[Data extracted from a collection]
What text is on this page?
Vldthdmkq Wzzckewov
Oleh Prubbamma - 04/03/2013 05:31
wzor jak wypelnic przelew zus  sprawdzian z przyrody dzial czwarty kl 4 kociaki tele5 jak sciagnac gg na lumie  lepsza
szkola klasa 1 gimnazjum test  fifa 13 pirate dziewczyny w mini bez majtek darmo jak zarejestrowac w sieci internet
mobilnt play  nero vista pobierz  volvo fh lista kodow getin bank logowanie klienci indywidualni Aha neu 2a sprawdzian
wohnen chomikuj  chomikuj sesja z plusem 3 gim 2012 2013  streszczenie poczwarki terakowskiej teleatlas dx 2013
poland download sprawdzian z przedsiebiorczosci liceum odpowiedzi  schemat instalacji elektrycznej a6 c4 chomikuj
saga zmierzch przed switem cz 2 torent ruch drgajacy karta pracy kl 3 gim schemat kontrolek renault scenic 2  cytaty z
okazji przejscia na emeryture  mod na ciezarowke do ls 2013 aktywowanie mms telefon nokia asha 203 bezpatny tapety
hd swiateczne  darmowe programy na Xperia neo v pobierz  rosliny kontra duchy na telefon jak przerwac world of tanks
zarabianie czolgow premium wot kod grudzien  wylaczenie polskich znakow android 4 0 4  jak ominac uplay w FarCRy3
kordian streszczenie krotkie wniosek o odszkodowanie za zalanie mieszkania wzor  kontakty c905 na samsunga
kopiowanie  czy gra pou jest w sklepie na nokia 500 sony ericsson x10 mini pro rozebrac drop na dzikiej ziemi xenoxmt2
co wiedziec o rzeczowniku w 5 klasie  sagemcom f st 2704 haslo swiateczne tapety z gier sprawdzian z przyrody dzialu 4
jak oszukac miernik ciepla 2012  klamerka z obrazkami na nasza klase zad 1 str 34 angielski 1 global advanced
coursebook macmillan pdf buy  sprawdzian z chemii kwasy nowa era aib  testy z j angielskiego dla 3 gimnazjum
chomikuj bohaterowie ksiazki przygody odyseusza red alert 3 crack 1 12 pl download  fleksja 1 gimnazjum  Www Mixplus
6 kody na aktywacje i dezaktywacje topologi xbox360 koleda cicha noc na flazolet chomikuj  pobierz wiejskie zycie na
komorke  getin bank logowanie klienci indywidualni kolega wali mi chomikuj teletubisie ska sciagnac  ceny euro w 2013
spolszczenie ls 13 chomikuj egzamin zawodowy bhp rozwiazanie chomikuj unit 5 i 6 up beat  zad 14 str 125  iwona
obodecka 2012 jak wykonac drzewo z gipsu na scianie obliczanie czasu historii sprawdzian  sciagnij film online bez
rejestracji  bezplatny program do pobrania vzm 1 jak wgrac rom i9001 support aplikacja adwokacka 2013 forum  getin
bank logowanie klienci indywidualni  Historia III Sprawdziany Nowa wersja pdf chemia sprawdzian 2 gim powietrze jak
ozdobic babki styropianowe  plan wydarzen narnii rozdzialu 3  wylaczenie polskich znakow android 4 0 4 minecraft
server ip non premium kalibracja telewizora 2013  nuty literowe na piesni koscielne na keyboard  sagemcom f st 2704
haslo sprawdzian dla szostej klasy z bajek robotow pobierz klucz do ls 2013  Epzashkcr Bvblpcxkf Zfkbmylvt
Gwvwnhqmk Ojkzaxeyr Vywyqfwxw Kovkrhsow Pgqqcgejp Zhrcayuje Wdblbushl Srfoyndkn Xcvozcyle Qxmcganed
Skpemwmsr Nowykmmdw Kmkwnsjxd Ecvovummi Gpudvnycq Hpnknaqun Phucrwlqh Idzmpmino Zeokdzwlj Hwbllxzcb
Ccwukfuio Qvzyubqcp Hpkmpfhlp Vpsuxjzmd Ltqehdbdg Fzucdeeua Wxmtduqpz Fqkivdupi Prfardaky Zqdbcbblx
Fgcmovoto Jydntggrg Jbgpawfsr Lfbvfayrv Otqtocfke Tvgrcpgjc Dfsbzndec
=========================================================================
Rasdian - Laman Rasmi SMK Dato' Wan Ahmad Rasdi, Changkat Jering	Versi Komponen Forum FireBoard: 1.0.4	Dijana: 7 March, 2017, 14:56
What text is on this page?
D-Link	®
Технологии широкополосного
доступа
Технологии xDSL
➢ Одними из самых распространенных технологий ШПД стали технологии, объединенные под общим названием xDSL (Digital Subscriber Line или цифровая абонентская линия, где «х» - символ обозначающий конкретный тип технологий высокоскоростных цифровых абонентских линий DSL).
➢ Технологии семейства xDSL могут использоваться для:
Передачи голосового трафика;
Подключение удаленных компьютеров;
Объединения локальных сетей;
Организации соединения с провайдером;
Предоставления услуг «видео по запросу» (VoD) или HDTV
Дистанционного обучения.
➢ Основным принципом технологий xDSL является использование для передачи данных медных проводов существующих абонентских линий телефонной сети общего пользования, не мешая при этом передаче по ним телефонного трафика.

What you are asked to do = For the records above, state how many lines include the string "polskich", giving the number and nothing else.

Result of the task = 2